── EXERCISE MATERIAL ──

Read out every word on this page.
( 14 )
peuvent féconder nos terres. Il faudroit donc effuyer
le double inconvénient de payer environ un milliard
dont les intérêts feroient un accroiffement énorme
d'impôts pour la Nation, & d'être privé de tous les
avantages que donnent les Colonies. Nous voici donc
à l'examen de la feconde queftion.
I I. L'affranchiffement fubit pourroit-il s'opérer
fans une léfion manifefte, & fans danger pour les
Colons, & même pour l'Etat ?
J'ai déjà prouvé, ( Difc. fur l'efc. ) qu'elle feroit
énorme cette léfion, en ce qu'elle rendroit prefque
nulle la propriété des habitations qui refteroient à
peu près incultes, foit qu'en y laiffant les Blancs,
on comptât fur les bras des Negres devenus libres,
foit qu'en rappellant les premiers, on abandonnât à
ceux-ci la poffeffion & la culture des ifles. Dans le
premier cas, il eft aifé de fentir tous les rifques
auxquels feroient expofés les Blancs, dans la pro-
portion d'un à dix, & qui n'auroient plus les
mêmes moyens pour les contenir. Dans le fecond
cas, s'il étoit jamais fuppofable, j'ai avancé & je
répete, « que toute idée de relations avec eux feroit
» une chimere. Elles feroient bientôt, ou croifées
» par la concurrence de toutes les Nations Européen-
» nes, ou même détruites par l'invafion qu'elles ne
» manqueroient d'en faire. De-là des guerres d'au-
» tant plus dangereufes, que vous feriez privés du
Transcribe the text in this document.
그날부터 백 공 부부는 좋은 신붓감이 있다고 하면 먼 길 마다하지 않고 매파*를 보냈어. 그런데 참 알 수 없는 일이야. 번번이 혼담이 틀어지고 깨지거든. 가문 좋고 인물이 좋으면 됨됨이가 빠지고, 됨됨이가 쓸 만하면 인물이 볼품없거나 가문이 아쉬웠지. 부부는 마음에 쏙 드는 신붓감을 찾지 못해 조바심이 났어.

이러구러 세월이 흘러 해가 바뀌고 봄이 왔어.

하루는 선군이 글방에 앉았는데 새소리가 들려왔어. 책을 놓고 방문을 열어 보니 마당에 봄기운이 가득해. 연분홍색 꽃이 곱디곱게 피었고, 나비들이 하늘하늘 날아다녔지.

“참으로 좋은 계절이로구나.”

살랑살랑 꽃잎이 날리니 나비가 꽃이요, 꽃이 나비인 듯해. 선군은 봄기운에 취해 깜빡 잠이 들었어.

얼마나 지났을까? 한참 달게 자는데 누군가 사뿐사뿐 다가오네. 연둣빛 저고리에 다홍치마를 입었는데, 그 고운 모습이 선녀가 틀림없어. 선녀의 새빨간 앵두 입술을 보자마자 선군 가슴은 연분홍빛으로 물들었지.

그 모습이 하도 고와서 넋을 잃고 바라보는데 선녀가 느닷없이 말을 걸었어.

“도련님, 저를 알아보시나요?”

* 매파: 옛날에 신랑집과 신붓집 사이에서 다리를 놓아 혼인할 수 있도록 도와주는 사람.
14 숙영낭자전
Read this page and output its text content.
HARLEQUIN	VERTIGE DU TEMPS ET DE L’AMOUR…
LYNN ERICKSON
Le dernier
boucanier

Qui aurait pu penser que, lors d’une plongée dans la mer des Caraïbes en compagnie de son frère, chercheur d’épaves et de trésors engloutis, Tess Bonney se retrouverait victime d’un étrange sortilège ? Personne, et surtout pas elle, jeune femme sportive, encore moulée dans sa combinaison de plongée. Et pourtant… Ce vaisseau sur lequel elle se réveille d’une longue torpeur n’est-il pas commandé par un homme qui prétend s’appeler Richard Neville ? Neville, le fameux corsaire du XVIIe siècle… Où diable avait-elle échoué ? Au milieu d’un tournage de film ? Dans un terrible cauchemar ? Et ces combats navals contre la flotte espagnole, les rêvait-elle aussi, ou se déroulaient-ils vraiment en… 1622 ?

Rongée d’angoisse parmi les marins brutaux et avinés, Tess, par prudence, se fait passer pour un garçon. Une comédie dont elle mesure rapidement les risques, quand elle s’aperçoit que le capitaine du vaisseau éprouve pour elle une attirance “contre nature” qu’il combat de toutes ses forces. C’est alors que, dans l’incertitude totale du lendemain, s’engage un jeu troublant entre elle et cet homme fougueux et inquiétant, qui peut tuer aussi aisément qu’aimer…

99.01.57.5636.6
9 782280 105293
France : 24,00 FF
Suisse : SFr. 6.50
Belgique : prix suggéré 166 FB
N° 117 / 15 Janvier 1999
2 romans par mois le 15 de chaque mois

───

▶ [AIM OF THE EXERCISE] Go through the material above line by line and copy it exactly.

▶ [CORRECT RESULT]
Read out every word on this page.
( 14 )
peuvent féconder nos terres. Il faudroit donc effuyer
le double inconvénient de payer environ un milliard
dont les intérêts feroient un accroiffement énorme
d'impôts pour la Nation, & d'être privé de tous les
avantages que donnent les Colonies. Nous voici donc
à l'examen de la feconde queftion.
I I. L'affranchiffement fubit pourroit-il s'opérer
fans une léfion manifefte, & fans danger pour les
Colons, & même pour l'Etat ?
J'ai déjà prouvé, ( Difc. fur l'efc. ) qu'elle feroit
énorme cette léfion, en ce qu'elle rendroit prefque
nulle la propriété des habitations qui refteroient à
peu près incultes, foit qu'en y laiffant les Blancs,
on comptât fur les bras des Negres devenus libres,
foit qu'en rappellant les premiers, on abandonnât à
ceux-ci la poffeffion & la culture des ifles. Dans le
premier cas, il eft aifé de fentir tous les rifques
auxquels feroient expofés les Blancs, dans la pro-
portion d'un à dix, & qui n'auroient plus les
mêmes moyens pour les contenir. Dans le fecond
cas, s'il étoit jamais fuppofable, j'ai avancé & je
répete, « que toute idée de relations avec eux feroit
» une chimere. Elles feroient bientôt, ou croifées
» par la concurrence de toutes les Nations Européen-
» nes, ou même détruites par l'invafion qu'elles ne
» manqueroient d'en faire. De-là des guerres d'au-
» tant plus dangereufes, que vous feriez privés du
Transcribe the text in this document.
그날부터 백 공 부부는 좋은 신붓감이 있다고 하면 먼 길 마다하지 않고 매파*를 보냈어. 그런데 참 알 수 없는 일이야. 번번이 혼담이 틀어지고 깨지거든. 가문 좋고 인물이 좋으면 됨됨이가 빠지고, 됨됨이가 쓸 만하면 인물이 볼품없거나 가문이 아쉬웠지. 부부는 마음에 쏙 드는 신붓감을 찾지 못해 조바심이 났어.

이러구러 세월이 흘러 해가 바뀌고 봄이 왔어.

하루는 선군이 글방에 앉았는데 새소리가 들려왔어. 책을 놓고 방문을 열어 보니 마당에 봄기운이 가득해. 연분홍색 꽃이 곱디곱게 피었고, 나비들이 하늘하늘 날아다녔지.

“참으로 좋은 계절이로구나.”

살랑살랑 꽃잎이 날리니 나비가 꽃이요, 꽃이 나비인 듯해. 선군은 봄기운에 취해 깜빡 잠이 들었어.

얼마나 지났을까? 한참 달게 자는데 누군가 사뿐사뿐 다가오네. 연둣빛 저고리에 다홍치마를 입었는데, 그 고운 모습이 선녀가 틀림없어. 선녀의 새빨간 앵두 입술을 보자마자 선군 가슴은 연분홍빛으로 물들었지.

그 모습이 하도 고와서 넋을 잃고 바라보는데 선녀가 느닷없이 말을 걸었어.

“도련님, 저를 알아보시나요?”

* 매파: 옛날에 신랑집과 신붓집 사이에서 다리를 놓아 혼인할 수 있도록 도와주는 사람.
14 숙영낭자전
Read this page and output its text content.
HARLEQUIN	VERTIGE DU TEMPS ET DE L’AMOUR…
LYNN ERICKSON
Le dernier
boucanier

Qui aurait pu penser que, lors d’une plongée dans la mer des Caraïbes en compagnie de son frère, chercheur d’épaves et de trésors engloutis, Tess Bonney se retrouverait victime d’un étrange sortilège ? Personne, et surtout pas elle, jeune femme sportive, encore moulée dans sa combinaison de plongée. Et pourtant… Ce vaisseau sur lequel elle se réveille d’une longue torpeur n’est-il pas commandé par un homme qui prétend s’appeler Richard Neville ? Neville, le fameux corsaire du XVIIe siècle… Où diable avait-elle échoué ? Au milieu d’un tournage de film ? Dans un terrible cauchemar ? Et ces combats navals contre la flotte espagnole, les rêvait-elle aussi, ou se déroulaient-ils vraiment en… 1622 ?

Rongée d’angoisse parmi les marins brutaux et avinés, Tess, par prudence, se fait passer pour un garçon. Une comédie dont elle mesure rapidement les risques, quand elle s’aperçoit que le capitaine du vaisseau éprouve pour elle une attirance “contre nature” qu’il combat de toutes ses forces. C’est alors que, dans l’incertitude totale du lendemain, s’engage un jeu troublant entre elle et cet homme fougueux et inquiétant, qui peut tuer aussi aisément qu’aimer…

99.01.57.5636.6
9 782280 105293
France : 24,00 FF
Suisse : SFr. 6.50
Belgique : prix suggéré 166 FB
N° 117 / 15 Janvier 1999
2 romans par mois le 15 de chaque mois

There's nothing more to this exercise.